[Saved data entries]
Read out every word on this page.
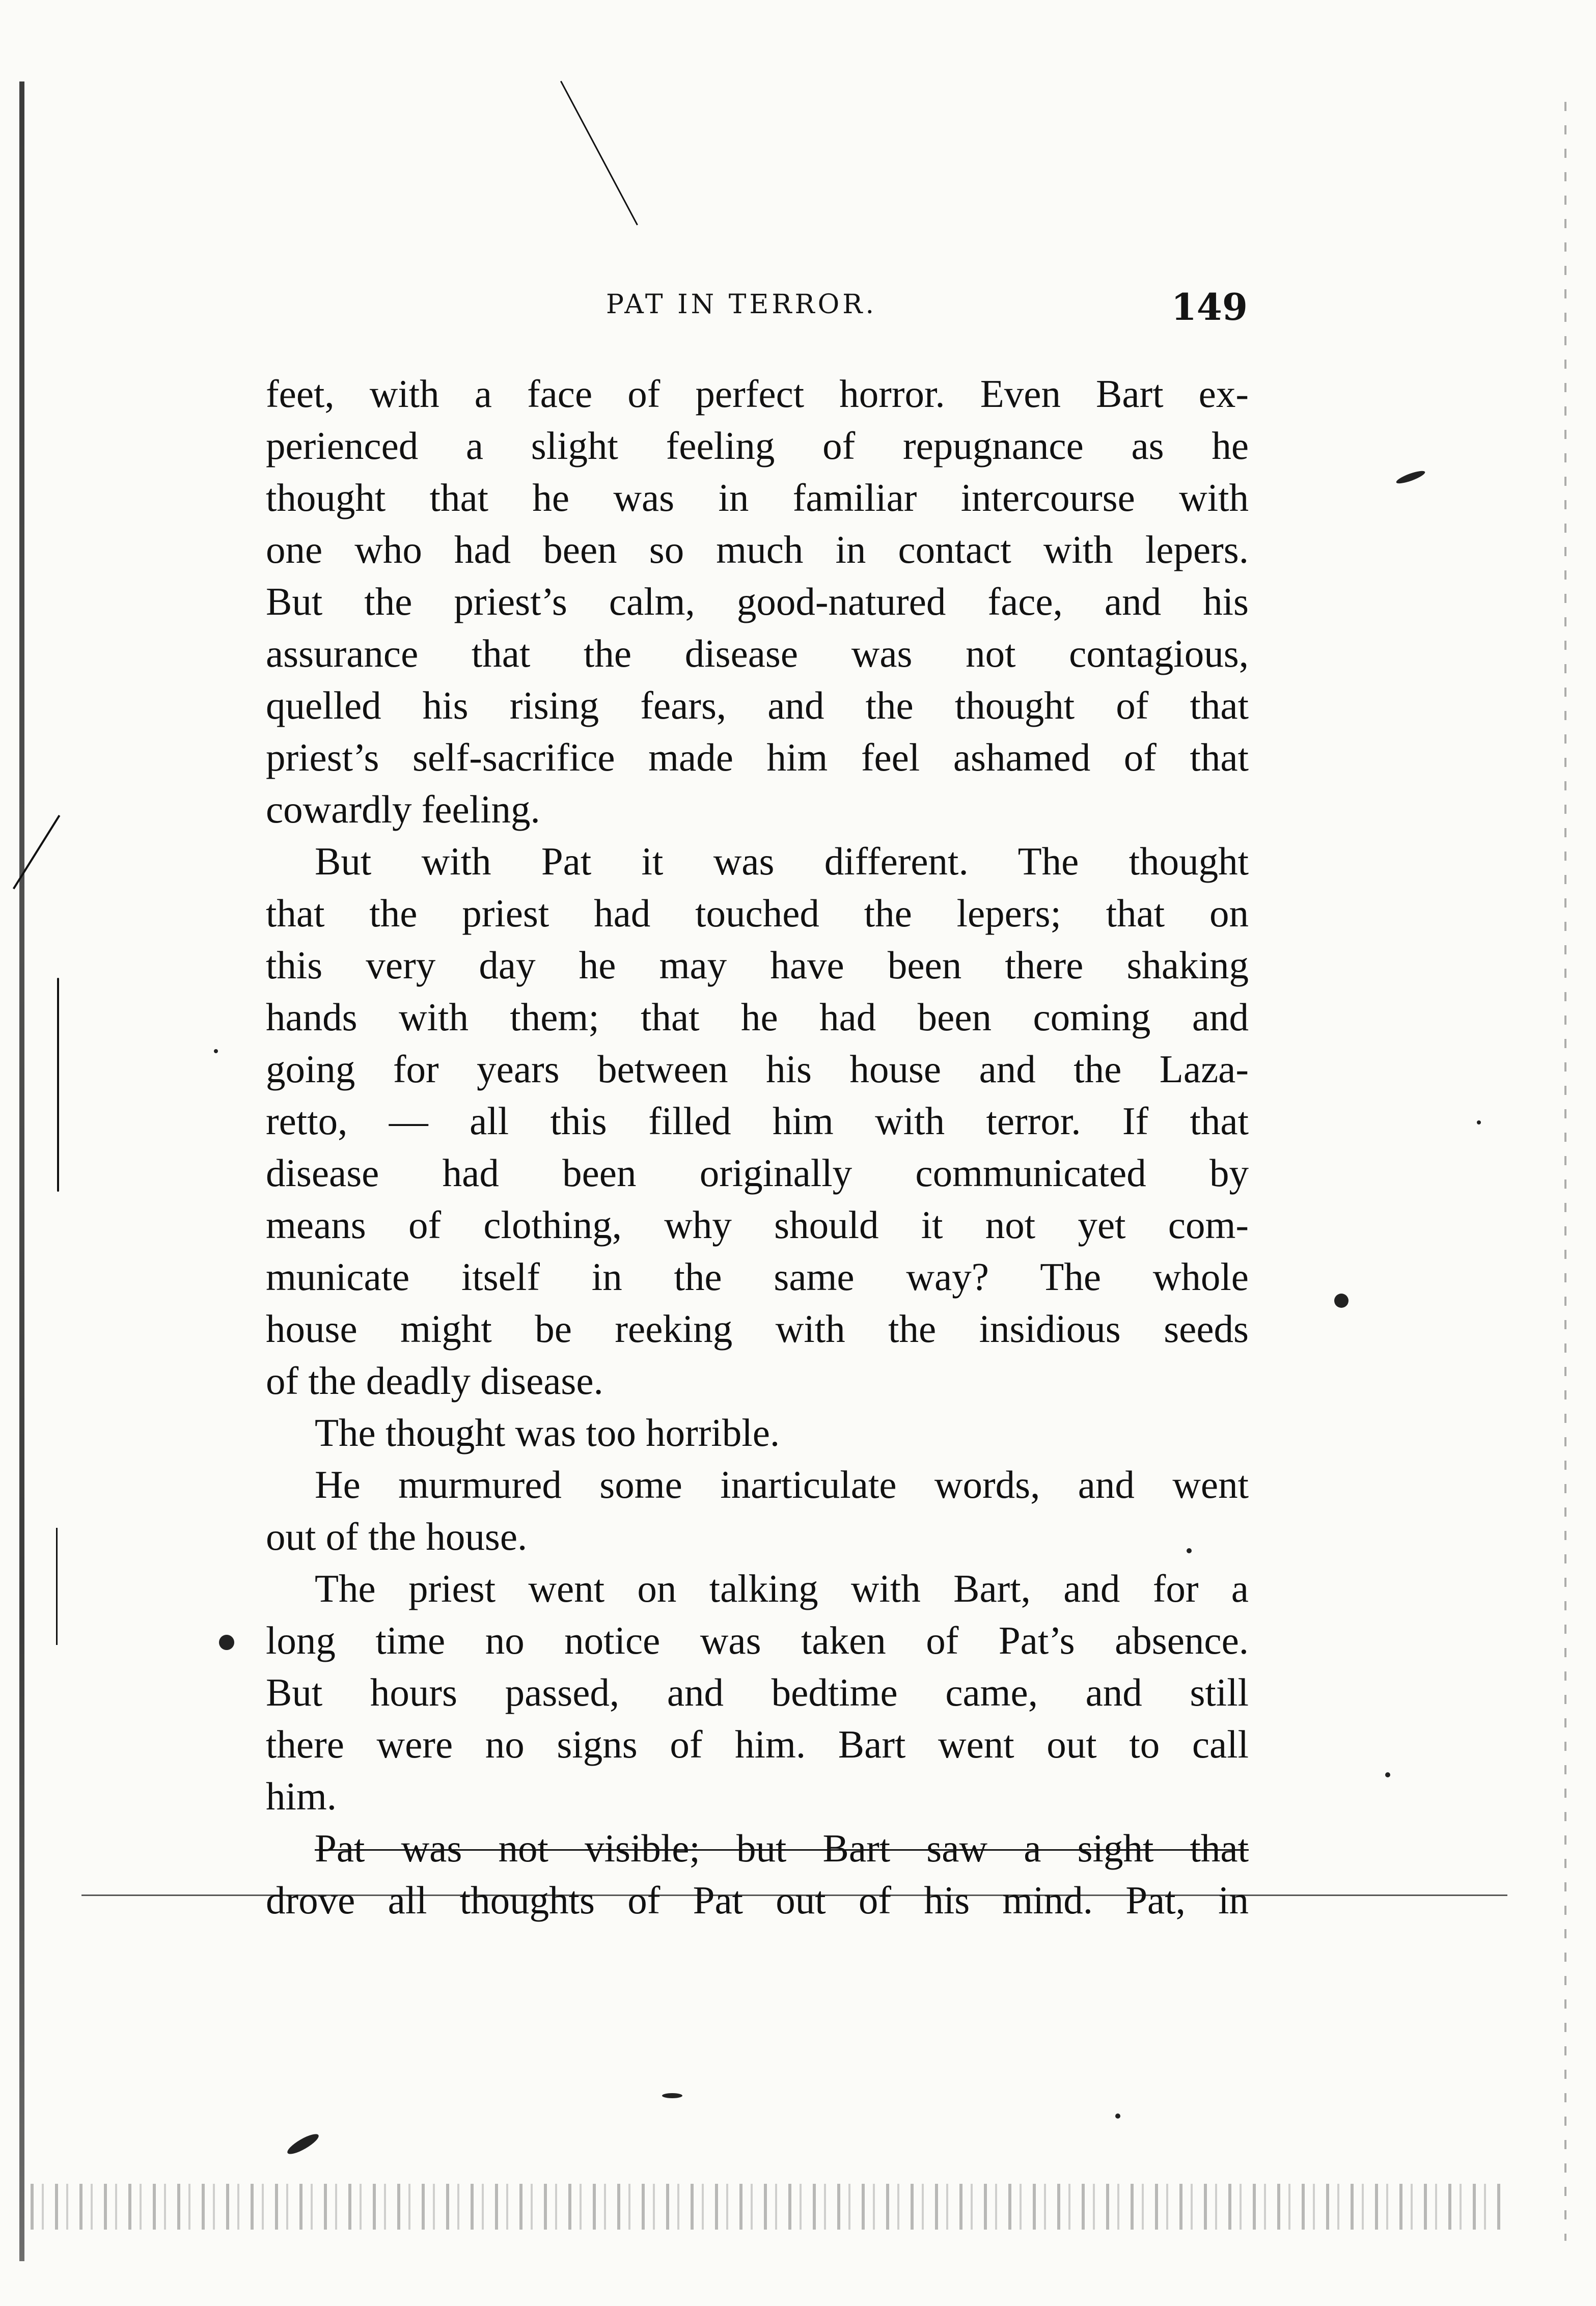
PAT IN TERROR.	149
feet, with a face of perfect horror. Even Bart ex-
perienced a slight feeling of repugnance as he
thought that he was in familiar intercourse with
one who had been so much in contact with lepers.
But the priest’s calm, good-natured face, and his
assurance that the disease was not contagious,
quelled his rising fears, and the thought of that
priest’s self-sacrifice made him feel ashamed of that
cowardly feeling.
But with Pat it was different. The thought
that the priest had touched the lepers; that on
this very day he may have been there shaking
hands with them; that he had been coming and
going for years between his house and the Laza-
retto, — all this filled him with terror. If that
disease had been originally communicated by
means of clothing, why should it not yet com-
municate itself in the same way? The whole
house might be reeking with the insidious seeds
of the deadly disease.
The thought was too horrible.
He murmured some inarticulate words, and went
out of the house.
The priest went on talking with Bart, and for a
long time no notice was taken of Pat’s absence.
But hours passed, and bedtime came, and still
there were no signs of him. Bart went out to call
him.
Pat was not visible; but Bart saw a sight that
drove all thoughts of Pat out of his mind. Pat, in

Task to complete: All records must be output exactly as they are, except for the pictures, which are left out.

Reply to the task:
Read out every word on this page.
PAT IN TERROR.	149
feet, with a face of perfect horror. Even Bart ex-
perienced a slight feeling of repugnance as he
thought that he was in familiar intercourse with
one who had been so much in contact with lepers.
But the priest’s calm, good-natured face, and his
assurance that the disease was not contagious,
quelled his rising fears, and the thought of that
priest’s self-sacrifice made him feel ashamed of that
cowardly feeling.
But with Pat it was different. The thought
that the priest had touched the lepers; that on
this very day he may have been there shaking
hands with them; that he had been coming and
going for years between his house and the Laza-
retto, — all this filled him with terror. If that
disease had been originally communicated by
means of clothing, why should it not yet com-
municate itself in the same way? The whole
house might be reeking with the insidious seeds
of the deadly disease.
The thought was too horrible.
He murmured some inarticulate words, and went
out of the house.
The priest went on talking with Bart, and for a
long time no notice was taken of Pat’s absence.
But hours passed, and bedtime came, and still
there were no signs of him. Bart went out to call
him.
Pat was not visible; but Bart saw a sight that
drove all thoughts of Pat out of his mind. Pat, in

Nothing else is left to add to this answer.